"""
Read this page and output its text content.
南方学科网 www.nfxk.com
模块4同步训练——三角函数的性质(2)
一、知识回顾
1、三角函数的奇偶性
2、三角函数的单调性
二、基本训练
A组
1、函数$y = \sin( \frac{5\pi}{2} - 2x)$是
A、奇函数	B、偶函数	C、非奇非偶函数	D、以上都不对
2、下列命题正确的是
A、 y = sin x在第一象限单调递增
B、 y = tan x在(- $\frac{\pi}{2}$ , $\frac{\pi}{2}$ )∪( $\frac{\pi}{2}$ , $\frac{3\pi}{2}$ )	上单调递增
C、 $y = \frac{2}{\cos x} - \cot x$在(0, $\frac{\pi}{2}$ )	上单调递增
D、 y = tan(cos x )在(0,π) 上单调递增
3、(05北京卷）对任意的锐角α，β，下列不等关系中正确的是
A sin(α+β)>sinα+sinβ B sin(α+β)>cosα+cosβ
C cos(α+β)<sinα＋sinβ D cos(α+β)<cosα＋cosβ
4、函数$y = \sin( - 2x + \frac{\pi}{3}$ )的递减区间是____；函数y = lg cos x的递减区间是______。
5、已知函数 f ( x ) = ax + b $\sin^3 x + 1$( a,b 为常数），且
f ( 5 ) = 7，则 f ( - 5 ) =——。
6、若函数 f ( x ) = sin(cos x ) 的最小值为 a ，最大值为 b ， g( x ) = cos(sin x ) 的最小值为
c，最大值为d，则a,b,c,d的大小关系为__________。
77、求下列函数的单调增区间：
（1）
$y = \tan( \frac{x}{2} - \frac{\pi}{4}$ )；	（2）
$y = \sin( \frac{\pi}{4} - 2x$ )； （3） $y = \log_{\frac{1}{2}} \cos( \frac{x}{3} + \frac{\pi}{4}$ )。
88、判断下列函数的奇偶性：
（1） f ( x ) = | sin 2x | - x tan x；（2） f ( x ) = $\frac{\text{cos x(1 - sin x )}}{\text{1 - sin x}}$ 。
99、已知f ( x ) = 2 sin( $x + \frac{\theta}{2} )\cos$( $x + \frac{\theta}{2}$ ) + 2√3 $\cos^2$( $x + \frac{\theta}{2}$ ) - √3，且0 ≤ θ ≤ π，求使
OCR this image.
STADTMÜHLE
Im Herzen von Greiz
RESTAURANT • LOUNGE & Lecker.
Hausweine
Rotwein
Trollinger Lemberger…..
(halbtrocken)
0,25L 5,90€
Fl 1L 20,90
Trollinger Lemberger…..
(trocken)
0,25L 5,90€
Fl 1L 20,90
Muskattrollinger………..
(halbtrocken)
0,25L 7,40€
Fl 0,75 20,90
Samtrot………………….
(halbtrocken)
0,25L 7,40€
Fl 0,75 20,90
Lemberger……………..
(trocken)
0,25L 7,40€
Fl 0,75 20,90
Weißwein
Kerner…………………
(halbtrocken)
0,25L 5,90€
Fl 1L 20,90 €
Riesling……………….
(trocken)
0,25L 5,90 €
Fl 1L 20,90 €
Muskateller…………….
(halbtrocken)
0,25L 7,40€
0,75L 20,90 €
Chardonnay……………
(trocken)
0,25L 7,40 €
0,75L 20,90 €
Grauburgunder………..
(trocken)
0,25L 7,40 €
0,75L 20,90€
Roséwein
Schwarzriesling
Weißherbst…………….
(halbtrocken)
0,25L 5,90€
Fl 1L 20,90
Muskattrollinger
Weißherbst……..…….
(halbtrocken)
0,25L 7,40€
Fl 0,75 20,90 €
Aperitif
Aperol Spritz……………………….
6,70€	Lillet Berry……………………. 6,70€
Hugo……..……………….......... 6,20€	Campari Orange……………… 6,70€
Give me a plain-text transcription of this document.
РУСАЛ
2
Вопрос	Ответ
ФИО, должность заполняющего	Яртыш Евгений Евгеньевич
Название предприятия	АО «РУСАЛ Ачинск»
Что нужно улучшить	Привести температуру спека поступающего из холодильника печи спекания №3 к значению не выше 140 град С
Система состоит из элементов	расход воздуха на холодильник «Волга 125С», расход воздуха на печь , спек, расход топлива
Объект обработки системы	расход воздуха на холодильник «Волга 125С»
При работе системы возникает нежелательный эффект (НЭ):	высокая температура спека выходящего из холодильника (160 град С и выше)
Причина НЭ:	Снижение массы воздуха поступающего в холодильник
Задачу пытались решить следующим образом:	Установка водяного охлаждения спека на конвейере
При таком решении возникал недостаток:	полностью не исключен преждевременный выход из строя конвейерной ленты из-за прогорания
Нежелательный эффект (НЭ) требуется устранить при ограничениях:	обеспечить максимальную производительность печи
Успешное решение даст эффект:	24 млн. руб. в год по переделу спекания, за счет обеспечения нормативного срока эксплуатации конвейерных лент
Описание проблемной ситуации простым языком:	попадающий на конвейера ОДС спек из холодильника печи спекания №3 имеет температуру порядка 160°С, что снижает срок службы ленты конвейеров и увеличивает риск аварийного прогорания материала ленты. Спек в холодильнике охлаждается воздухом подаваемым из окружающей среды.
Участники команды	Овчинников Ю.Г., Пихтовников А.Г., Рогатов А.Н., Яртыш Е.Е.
"""
Requirement — Your task is to extract all of the records exactly.

Exercise result —
Read this page and output its text content.
南方学科网 www.nfxk.com
模块4同步训练——三角函数的性质(2)
一、知识回顾
1、三角函数的奇偶性
2、三角函数的单调性
二、基本训练
A组
1、函数$y = \sin( \frac{5\pi}{2} - 2x)$是
A、奇函数	B、偶函数	C、非奇非偶函数	D、以上都不对
2、下列命题正确的是
A、 y = sin x在第一象限单调递增
B、 y = tan x在(- $\frac{\pi}{2}$ , $\frac{\pi}{2}$ )∪( $\frac{\pi}{2}$ , $\frac{3\pi}{2}$ )	上单调递增
C、 $y = \frac{2}{\cos x} - \cot x$在(0, $\frac{\pi}{2}$ )	上单调递增
D、 y = tan(cos x )在(0,π) 上单调递增
3、(05北京卷）对任意的锐角α，β，下列不等关系中正确的是
A sin(α+β)>sinα+sinβ B sin(α+β)>cosα+cosβ
C cos(α+β)<sinα＋sinβ D cos(α+β)<cosα＋cosβ
4、函数$y = \sin( - 2x + \frac{\pi}{3}$ )的递减区间是____；函数y = lg cos x的递减区间是______。
5、已知函数 f ( x ) = ax + b $\sin^3 x + 1$( a,b 为常数），且
f ( 5 ) = 7，则 f ( - 5 ) =——。
6、若函数 f ( x ) = sin(cos x ) 的最小值为 a ，最大值为 b ， g( x ) = cos(sin x ) 的最小值为
c，最大值为d，则a,b,c,d的大小关系为__________。
77、求下列函数的单调增区间：
（1）
$y = \tan( \frac{x}{2} - \frac{\pi}{4}$ )；	（2）
$y = \sin( \frac{\pi}{4} - 2x$ )； （3） $y = \log_{\frac{1}{2}} \cos( \frac{x}{3} + \frac{\pi}{4}$ )。
88、判断下列函数的奇偶性：
（1） f ( x ) = | sin 2x | - x tan x；（2） f ( x ) = $\frac{\text{cos x(1 - sin x )}}{\text{1 - sin x}}$ 。
99、已知f ( x ) = 2 sin( $x + \frac{\theta}{2} )\cos$( $x + \frac{\theta}{2}$ ) + 2√3 $\cos^2$( $x + \frac{\theta}{2}$ ) - √3，且0 ≤ θ ≤ π，求使
OCR this image.
STADTMÜHLE
Im Herzen von Greiz
RESTAURANT • LOUNGE & Lecker.
Hausweine
Rotwein
Trollinger Lemberger…..
(halbtrocken)
0,25L 5,90€
Fl 1L 20,90
Trollinger Lemberger…..
(trocken)
0,25L 5,90€
Fl 1L 20,90
Muskattrollinger………..
(halbtrocken)
0,25L 7,40€
Fl 0,75 20,90
Samtrot………………….
(halbtrocken)
0,25L 7,40€
Fl 0,75 20,90
Lemberger……………..
(trocken)
0,25L 7,40€
Fl 0,75 20,90
Weißwein
Kerner…………………
(halbtrocken)
0,25L 5,90€
Fl 1L 20,90 €
Riesling……………….
(trocken)
0,25L 5,90 €
Fl 1L 20,90 €
Muskateller…………….
(halbtrocken)
0,25L 7,40€
0,75L 20,90 €
Chardonnay……………
(trocken)
0,25L 7,40 €
0,75L 20,90 €
Grauburgunder………..
(trocken)
0,25L 7,40 €
0,75L 20,90€
Roséwein
Schwarzriesling
Weißherbst…………….
(halbtrocken)
0,25L 5,90€
Fl 1L 20,90
Muskattrollinger
Weißherbst……..…….
(halbtrocken)
0,25L 7,40€
Fl 0,75 20,90 €
Aperitif
Aperol Spritz……………………….
6,70€	Lillet Berry……………………. 6,70€
Hugo……..……………….......... 6,20€	Campari Orange……………… 6,70€
Give me a plain-text transcription of this document.
РУСАЛ
2
Вопрос	Ответ
ФИО, должность заполняющего	Яртыш Евгений Евгеньевич
Название предприятия	АО «РУСАЛ Ачинск»
Что нужно улучшить	Привести температуру спека поступающего из холодильника печи спекания №3 к значению не выше 140 град С
Система состоит из элементов	расход воздуха на холодильник «Волга 125С», расход воздуха на печь , спек, расход топлива
Объект обработки системы	расход воздуха на холодильник «Волга 125С»
При работе системы возникает нежелательный эффект (НЭ):	высокая температура спека выходящего из холодильника (160 град С и выше)
Причина НЭ:	Снижение массы воздуха поступающего в холодильник
Задачу пытались решить следующим образом:	Установка водяного охлаждения спека на конвейере
При таком решении возникал недостаток:	полностью не исключен преждевременный выход из строя конвейерной ленты из-за прогорания
Нежелательный эффект (НЭ) требуется устранить при ограничениях:	обеспечить максимальную производительность печи
Успешное решение даст эффект:	24 млн. руб. в год по переделу спекания, за счет обеспечения нормативного срока эксплуатации конвейерных лент
Описание проблемной ситуации простым языком:	попадающий на конвейера ОДС спек из холодильника печи спекания №3 имеет температуру порядка 160°С, что снижает срок службы ленты конвейеров и увеличивает риск аварийного прогорания материала ленты. Спек в холодильнике охлаждается воздухом подаваемым из окружающей среды.
Участники команды	Овчинников Ю.Г., Пихтовников А.Г., Рогатов А.Н., Яртыш Е.Е.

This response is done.